→ **Problem statement**:
Draw out every line with the word "records" from the listing below.

→ **Data shown**:

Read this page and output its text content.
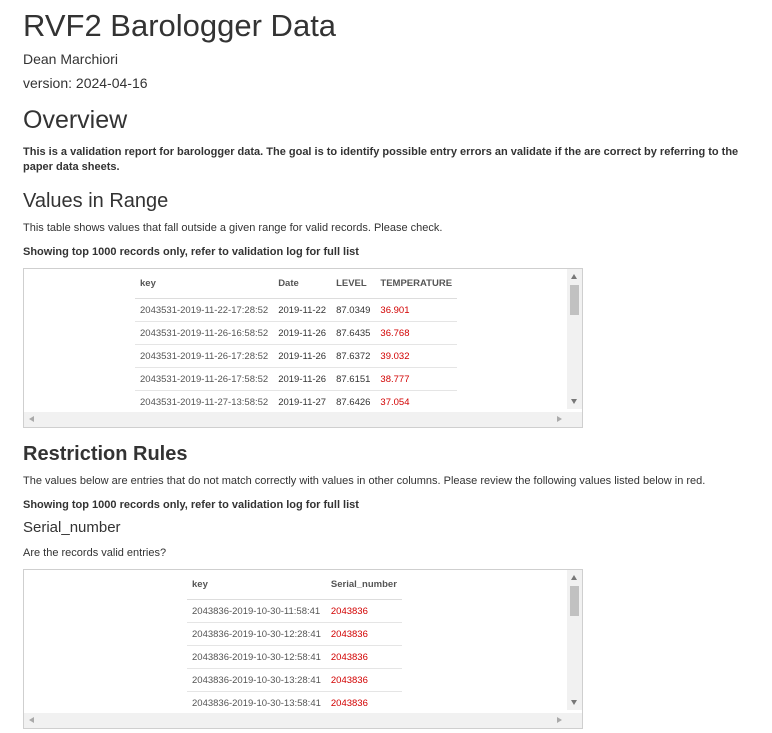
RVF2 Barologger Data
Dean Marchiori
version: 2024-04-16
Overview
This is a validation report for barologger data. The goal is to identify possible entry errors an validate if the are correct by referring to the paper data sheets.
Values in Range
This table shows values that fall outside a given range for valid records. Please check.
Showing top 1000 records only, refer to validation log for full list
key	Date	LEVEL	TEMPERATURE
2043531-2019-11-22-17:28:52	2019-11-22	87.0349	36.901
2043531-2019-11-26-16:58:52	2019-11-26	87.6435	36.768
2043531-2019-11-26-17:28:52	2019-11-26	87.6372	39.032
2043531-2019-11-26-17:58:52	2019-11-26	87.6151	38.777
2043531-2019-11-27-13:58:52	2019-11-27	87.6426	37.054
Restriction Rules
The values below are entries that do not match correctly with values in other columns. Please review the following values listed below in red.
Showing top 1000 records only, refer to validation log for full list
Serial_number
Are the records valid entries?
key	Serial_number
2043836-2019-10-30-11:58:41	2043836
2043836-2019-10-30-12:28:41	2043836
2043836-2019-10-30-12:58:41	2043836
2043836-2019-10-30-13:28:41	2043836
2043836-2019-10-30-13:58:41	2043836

→ **Complete answer**:
This table shows values that fall outside a given range for valid records. Please check.
Showing top 1000 records only, refer to validation log for full list
Showing top 1000 records only, refer to validation log for full list
Are the records valid entries?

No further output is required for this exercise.